BEGIN Materials provided
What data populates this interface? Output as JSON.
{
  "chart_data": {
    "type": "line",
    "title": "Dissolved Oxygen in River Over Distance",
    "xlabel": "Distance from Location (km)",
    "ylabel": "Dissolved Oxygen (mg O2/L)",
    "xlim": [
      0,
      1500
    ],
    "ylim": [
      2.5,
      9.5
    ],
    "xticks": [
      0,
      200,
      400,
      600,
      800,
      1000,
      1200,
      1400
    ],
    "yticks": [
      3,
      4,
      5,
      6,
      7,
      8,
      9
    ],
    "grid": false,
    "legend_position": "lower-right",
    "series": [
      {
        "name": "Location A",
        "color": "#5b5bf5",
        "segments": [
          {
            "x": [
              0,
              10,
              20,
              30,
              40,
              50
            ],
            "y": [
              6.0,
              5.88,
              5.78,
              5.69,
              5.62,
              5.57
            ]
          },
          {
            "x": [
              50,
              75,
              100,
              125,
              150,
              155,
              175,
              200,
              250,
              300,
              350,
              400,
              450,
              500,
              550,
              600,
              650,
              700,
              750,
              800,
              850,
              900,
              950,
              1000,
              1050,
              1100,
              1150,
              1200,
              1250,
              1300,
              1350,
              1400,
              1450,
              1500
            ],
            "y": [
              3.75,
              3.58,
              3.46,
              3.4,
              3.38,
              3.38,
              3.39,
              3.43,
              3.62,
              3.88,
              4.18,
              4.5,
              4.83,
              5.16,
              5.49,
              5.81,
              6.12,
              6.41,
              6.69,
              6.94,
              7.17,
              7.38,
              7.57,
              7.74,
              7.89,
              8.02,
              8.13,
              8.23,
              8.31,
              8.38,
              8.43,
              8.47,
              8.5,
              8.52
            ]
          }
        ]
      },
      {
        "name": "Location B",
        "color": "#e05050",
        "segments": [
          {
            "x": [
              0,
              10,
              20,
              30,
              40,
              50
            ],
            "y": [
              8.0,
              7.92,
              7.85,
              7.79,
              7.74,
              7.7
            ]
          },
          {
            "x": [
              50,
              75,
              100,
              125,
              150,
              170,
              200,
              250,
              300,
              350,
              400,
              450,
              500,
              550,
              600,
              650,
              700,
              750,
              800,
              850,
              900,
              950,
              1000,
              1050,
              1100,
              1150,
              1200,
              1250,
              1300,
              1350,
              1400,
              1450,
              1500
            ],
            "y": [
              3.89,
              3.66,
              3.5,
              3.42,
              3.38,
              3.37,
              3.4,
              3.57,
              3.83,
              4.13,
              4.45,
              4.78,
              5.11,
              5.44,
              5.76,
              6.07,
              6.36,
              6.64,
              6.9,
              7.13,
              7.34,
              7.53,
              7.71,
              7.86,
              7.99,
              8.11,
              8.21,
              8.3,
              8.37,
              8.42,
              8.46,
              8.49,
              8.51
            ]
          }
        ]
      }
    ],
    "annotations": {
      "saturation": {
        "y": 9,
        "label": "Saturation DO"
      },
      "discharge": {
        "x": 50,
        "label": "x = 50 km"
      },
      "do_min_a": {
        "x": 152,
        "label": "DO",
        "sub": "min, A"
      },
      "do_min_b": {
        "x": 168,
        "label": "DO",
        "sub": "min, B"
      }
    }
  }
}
END Materials provided
* [What you are asked to do]
In the records above, find each line that holds the word "Location"; copy all such lines.

* [Task solution]
    "xlabel": "Distance from Location (km)",
        "name": "Location A",
        "name": "Location B",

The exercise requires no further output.